* _Given task_: Check each line of the material below for "Amara", then copy the ones that contain it.

* _Source records_:
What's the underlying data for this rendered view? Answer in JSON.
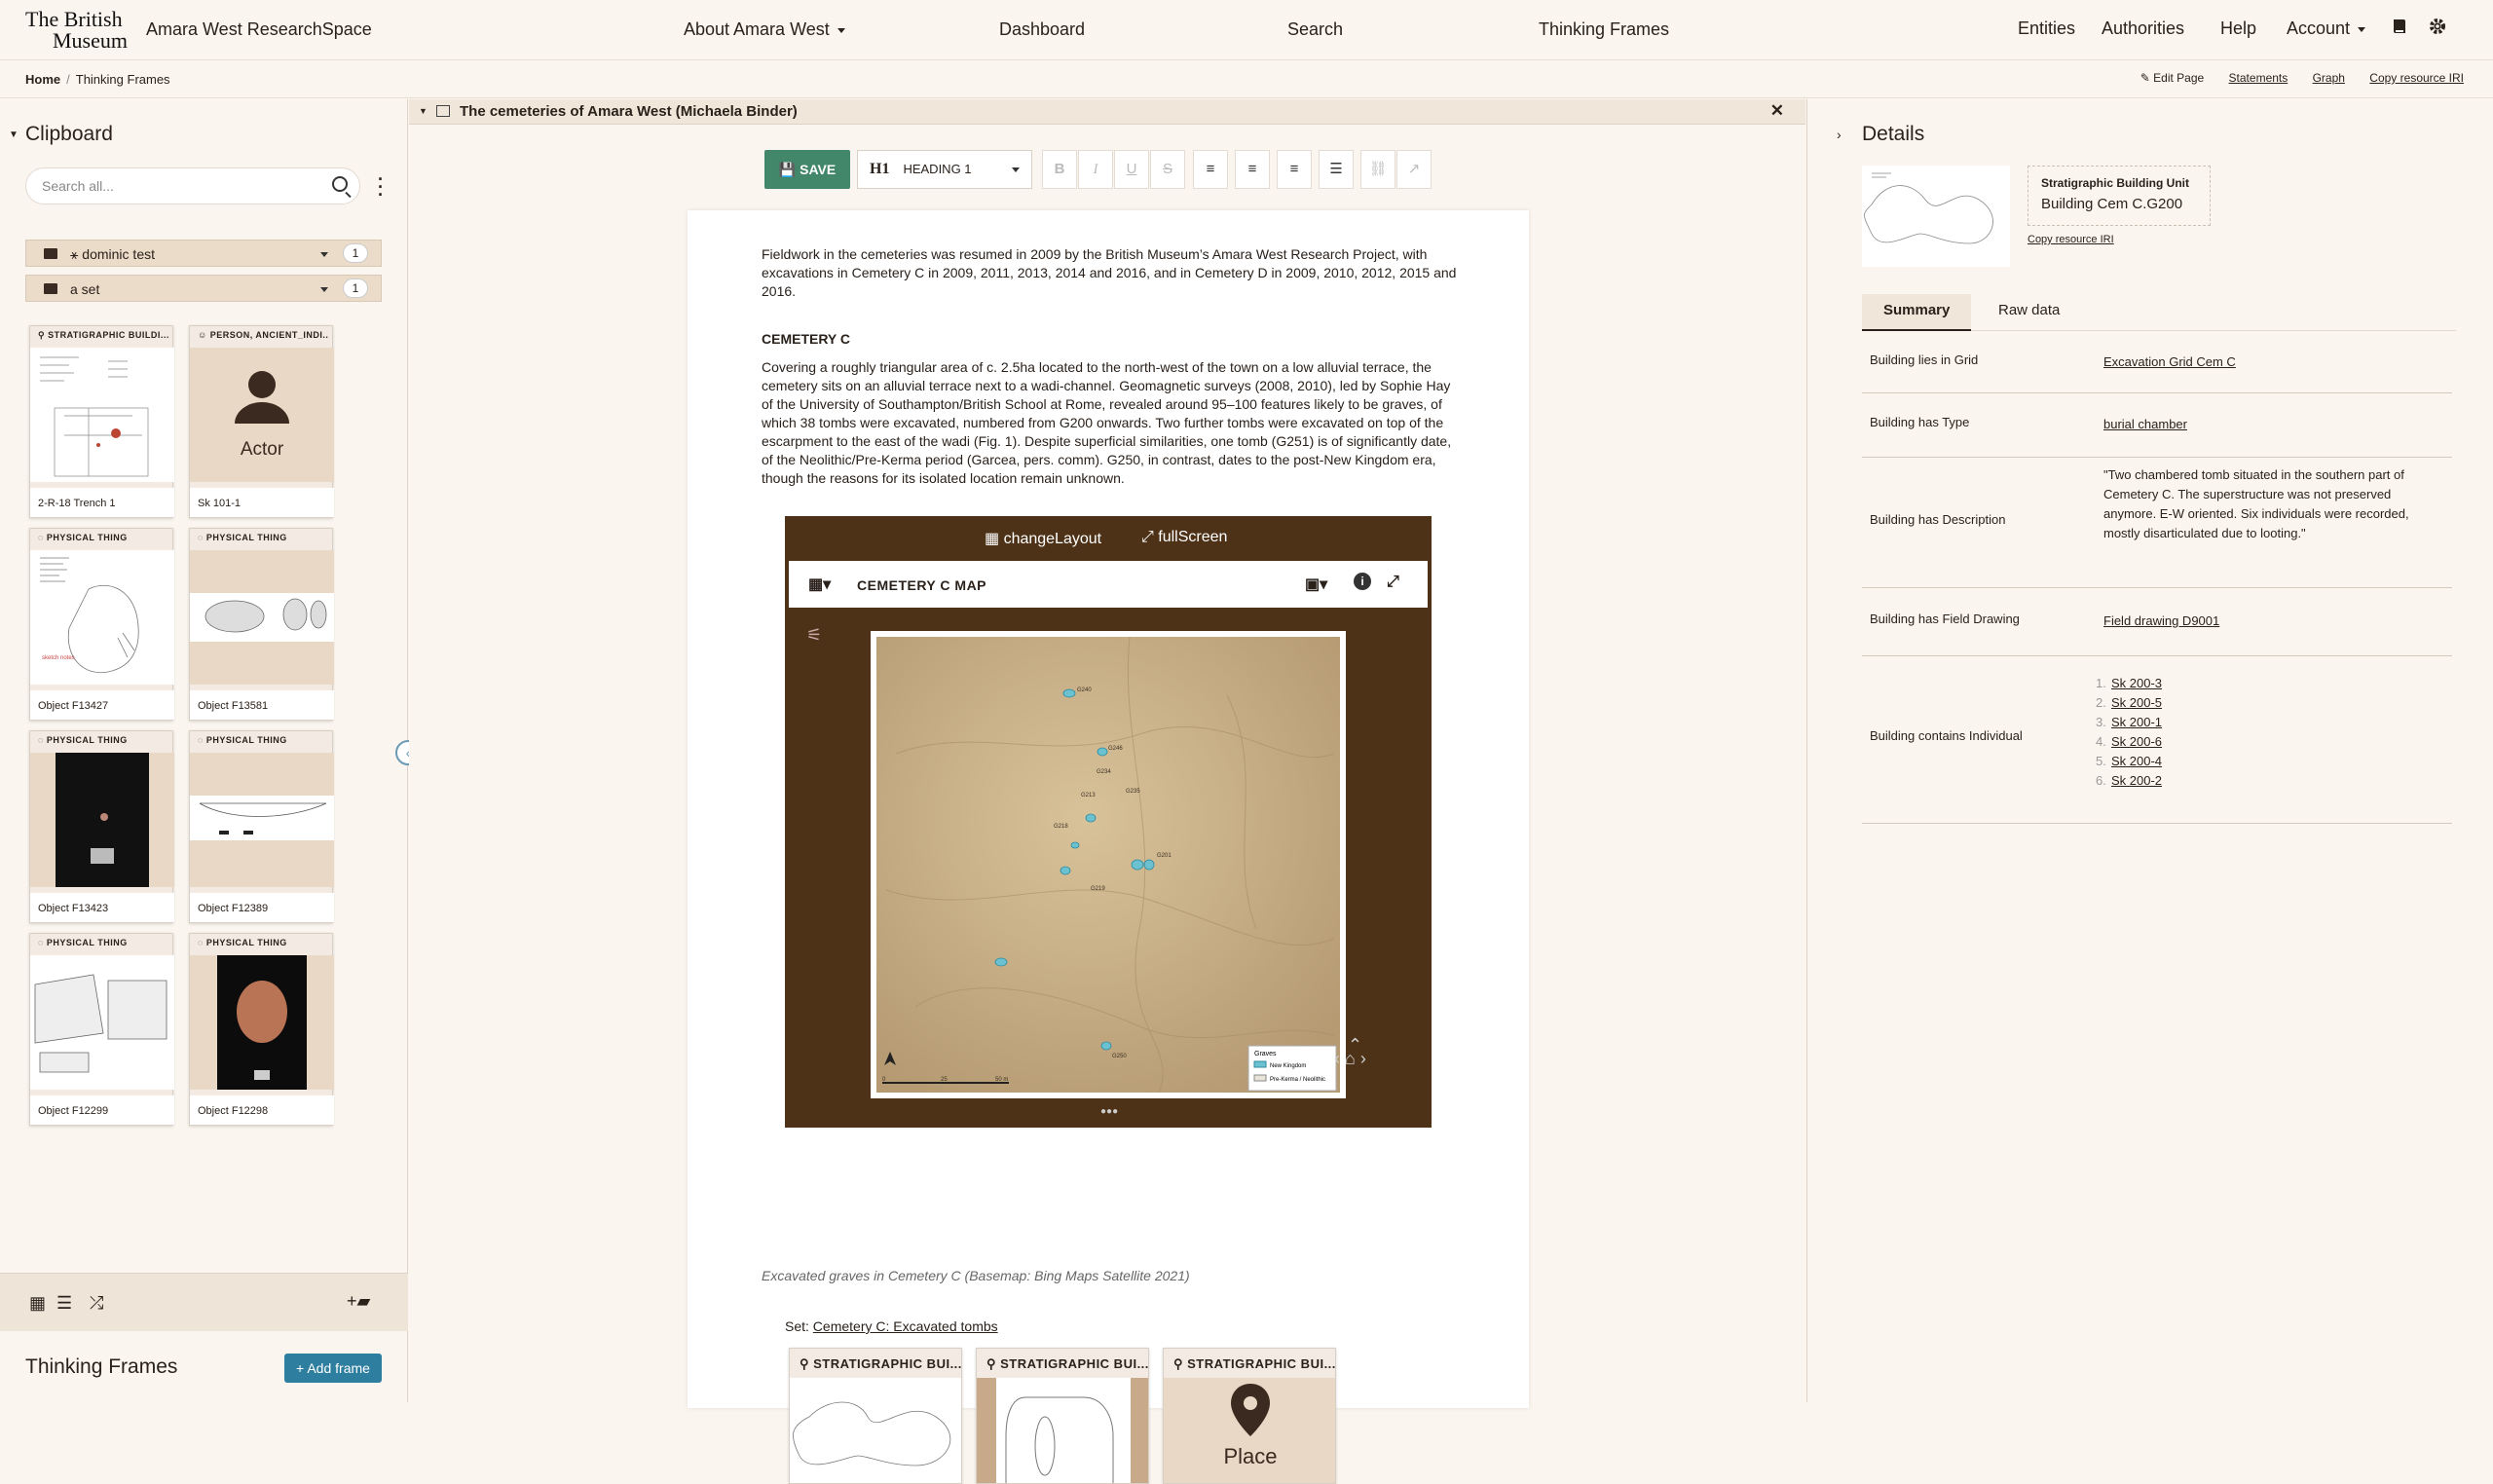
{
  "header": {
    "logo_line1": "The British",
    "logo_line2": "Museum",
    "app_title": "Amara West ResearchSpace",
    "nav": [
      "About Amara West",
      "Dashboard",
      "Search",
      "Thinking Frames"
    ],
    "right_nav": [
      "Entities",
      "Authorities",
      "Help",
      "Account"
    ]
  },
  "breadcrumb": {
    "home": "Home",
    "current": "Thinking Frames"
  },
  "page_actions": {
    "edit": "Edit Page",
    "statements": "Statements",
    "graph": "Graph",
    "copy_iri": "Copy resource IRI"
  },
  "clipboard": {
    "title": "Clipboard",
    "search_placeholder": "Search all...",
    "sets": [
      {
        "name": "dominic test",
        "count": "1"
      },
      {
        "name": "a set",
        "count": "1"
      }
    ],
    "cards": [
      {
        "type": "STRATIGRAPHIC BUILDI...",
        "label": "2-R-18 Trench 1"
      },
      {
        "type": "PERSON, ANCIENT_INDI...",
        "label": "Sk 101-1",
        "placeholder": "Actor"
      },
      {
        "type": "PHYSICAL THING",
        "label": "Object F13427"
      },
      {
        "type": "PHYSICAL THING",
        "label": "Object F13581"
      },
      {
        "type": "PHYSICAL THING",
        "label": "Object F13423"
      },
      {
        "type": "PHYSICAL THING",
        "label": "Object F12389"
      },
      {
        "type": "PHYSICAL THING",
        "label": "Object F12299"
      },
      {
        "type": "PHYSICAL THING",
        "label": "Object F12298"
      }
    ]
  },
  "thinking_frames": {
    "title": "Thinking Frames",
    "add_label": "Add frame"
  },
  "frame": {
    "title": "The cemeteries of Amara West (Michaela Binder)"
  },
  "editor": {
    "save": "SAVE",
    "heading": "HEADING 1",
    "heading_icon": "H1",
    "intro": "Fieldwork in the cemeteries was resumed in 2009 by the British Museum’s Amara West Research Project, with excavations in Cemetery C in 2009, 2011, 2013, 2014 and 2016, and in Cemetery D in 2009, 2010, 2012, 2015 and 2016.",
    "section_heading": "CEMETERY C",
    "section_text": "Covering a roughly triangular area of c. 2.5ha located to the north-west of the town on a low alluvial terrace, the cemetery sits on an alluvial terrace next to a wadi-channel. Geomagnetic surveys (2008, 2010), led by Sophie Hay of the University of Southampton/British School at Rome, revealed around 95–100 features likely to be graves, of which 38 tombs were excavated, numbered from G200 onwards. Two further tombs were excavated on top of the escarpment to the east of the wadi (Fig. 1). Despite superficial similarities, one tomb (G251) is of significantly date, of the Neolithic/Pre-Kerma period (Garcea, pers. comm). G250, in contrast, dates to the post-New Kingdom era, though the reasons for its isolated location remain unknown.",
    "caption": "Excavated graves in Cemetery C (Basemap: Bing Maps Satellite 2021)",
    "set_prefix": "Set:",
    "set_link": "Cemetery C: Excavated tombs",
    "set_cards": [
      {
        "type": "STRATIGRAPHIC BUI..."
      },
      {
        "type": "STRATIGRAPHIC BUI..."
      },
      {
        "type": "STRATIGRAPHIC BUI...",
        "placeholder": "Place"
      }
    ]
  },
  "map_widget": {
    "change_layout": "changeLayout",
    "full_screen": "fullScreen",
    "title": "CEMETERY C MAP",
    "legend_title": "Graves",
    "legend_items": [
      "New Kingdom",
      "Pre-Kerma / Neolithic"
    ],
    "scale_labels": [
      "0",
      "25",
      "50 m"
    ],
    "grave_labels": [
      "G240",
      "G246",
      "G234",
      "G213",
      "G235",
      "G218",
      "G201",
      "G219",
      "G250"
    ]
  },
  "details": {
    "title": "Details",
    "type_label": "Stratigraphic Building Unit",
    "name": "Building Cem C.G200",
    "copy_iri": "Copy resource IRI",
    "tabs": [
      "Summary",
      "Raw data"
    ],
    "rows": [
      {
        "key": "Building lies in Grid",
        "value": "Excavation Grid Cem C"
      },
      {
        "key": "Building has Type",
        "value": "burial chamber"
      },
      {
        "key": "Building has Description",
        "value": "\"Two chambered tomb situated in the southern part of Cemetery C. The superstructure was not preserved anymore. E-W oriented. Six individuals were recorded, mostly disarticulated due to looting.\""
      },
      {
        "key": "Building has Field Drawing",
        "value": "Field drawing D9001"
      },
      {
        "key": "Building contains Individual",
        "items": [
          "Sk 200-3",
          "Sk 200-5",
          "Sk 200-1",
          "Sk 200-6",
          "Sk 200-4",
          "Sk 200-2"
        ]
      }
    ]
  }
}
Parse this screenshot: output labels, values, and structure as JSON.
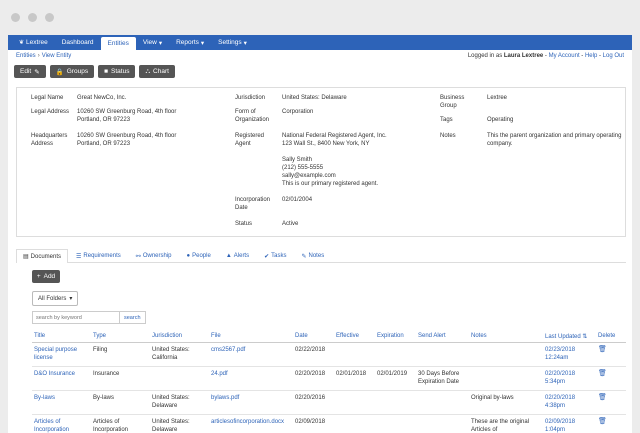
{
  "nav": {
    "brand": "Lextree",
    "items": [
      {
        "label": "Dashboard",
        "arrow": ""
      },
      {
        "label": "Entities",
        "arrow": ""
      },
      {
        "label": "View",
        "arrow": "▾"
      },
      {
        "label": "Reports",
        "arrow": "▾"
      },
      {
        "label": "Settings",
        "arrow": "▾"
      }
    ]
  },
  "breadcrumb": [
    "Entities",
    "View Entity"
  ],
  "login": {
    "prefix": "Logged in as",
    "user": "Laura Lextree",
    "links": [
      "My Account",
      "Help",
      "Log Out"
    ]
  },
  "actions": [
    {
      "label": "Edit",
      "icon": "✎"
    },
    {
      "label": "Groups",
      "icon": "🔒"
    },
    {
      "label": "Status",
      "icon": "■"
    },
    {
      "label": "Chart",
      "icon": "⛬"
    }
  ],
  "entity": {
    "legal_name_label": "Legal Name",
    "legal_name": "Great NewCo, Inc.",
    "legal_address_label": "Legal Address",
    "legal_address_1": "10260 SW Greenburg Road, 4th floor",
    "legal_address_2": "Portland, OR 97223",
    "hq_label_1": "Headquarters",
    "hq_label_2": "Address",
    "hq_address_1": "10260 SW Greenburg Road, 4th floor",
    "hq_address_2": "Portland, OR 97223",
    "jurisdiction_label": "Jurisdiction",
    "jurisdiction": "United States: Delaware",
    "form_label_1": "Form of",
    "form_label_2": "Organization",
    "form": "Corporation",
    "agent_label_1": "Registered",
    "agent_label_2": "Agent",
    "agent_1": "National Federal Registered Agent, Inc.",
    "agent_2": "123 Wall St., 8400 New York, NY",
    "agent_contact": "Sally Smith",
    "agent_phone": "(212) 555-5555",
    "agent_email": "sally@example.com",
    "agent_note": "This is our primary registered agent.",
    "inc_label_1": "Incorporation",
    "inc_label_2": "Date",
    "inc_date": "02/01/2004",
    "status_label": "Status",
    "status": "Active",
    "bg_label_1": "Business",
    "bg_label_2": "Group",
    "business_group": "Lextree",
    "tags_label": "Tags",
    "tags": "Operating",
    "notes_label": "Notes",
    "notes_1": "This the parent organization and primary operating",
    "notes_2": "company."
  },
  "tabs": [
    {
      "label": "Documents",
      "icon": "▤"
    },
    {
      "label": "Requirements",
      "icon": "☰"
    },
    {
      "label": "Ownership",
      "icon": "⚯"
    },
    {
      "label": "People",
      "icon": "●"
    },
    {
      "label": "Alerts",
      "icon": "▲"
    },
    {
      "label": "Tasks",
      "icon": "✔"
    },
    {
      "label": "Notes",
      "icon": "✎"
    }
  ],
  "documents": {
    "add_label": "Add",
    "folders_label": "All Folders",
    "search_placeholder": "search by keyword",
    "search_button": "search",
    "columns": [
      "Title",
      "Type",
      "Jurisdiction",
      "File",
      "Date",
      "Effective",
      "Expiration",
      "Send Alert",
      "Notes",
      "Last Updated",
      "Delete"
    ],
    "rows": [
      {
        "title": "Special purpose license",
        "type": "Filing",
        "jurisdiction": "United States: California",
        "file": "cms2567.pdf",
        "date": "02/22/2018",
        "effective": "",
        "expiration": "",
        "send_alert": "",
        "notes": "",
        "updated": "02/23/2018 12:24am"
      },
      {
        "title": "D&O Insurance",
        "type": "Insurance",
        "jurisdiction": "",
        "file": "24.pdf",
        "date": "02/20/2018",
        "effective": "02/01/2018",
        "expiration": "02/01/2019",
        "send_alert": "30 Days Before Expiration Date",
        "notes": "",
        "updated": "02/20/2018 5:34pm"
      },
      {
        "title": "By-laws",
        "type": "By-laws",
        "jurisdiction": "United States: Delaware",
        "file": "bylaws.pdf",
        "date": "02/20/2016",
        "effective": "",
        "expiration": "",
        "send_alert": "",
        "notes": "Original by-laws",
        "updated": "02/20/2018 4:38pm"
      },
      {
        "title": "Articles of Incorporation",
        "type": "Articles of Incorporation",
        "jurisdiction": "United States: Delaware",
        "file": "articlesofincorporation.docx",
        "date": "02/09/2018",
        "effective": "",
        "expiration": "",
        "send_alert": "",
        "notes": "These are the original Articles of",
        "updated": "02/09/2018 1:04pm"
      }
    ]
  }
}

* _Problem solution_:
    "app_title": "Amara West ResearchSpace",
      "About Amara West",
    "title": "The cemeteries of Amara West (Michaela Binder)"
    "intro": "Fieldwork in the cemeteries was resumed in 2009 by the British Museum’s Amara West Research Project, with excavations in Cemetery C in 2009, 2011, 2013, 2014 and 2016, and in Cemetery D in 2009, 2010, 2012, 2015 and 2016.",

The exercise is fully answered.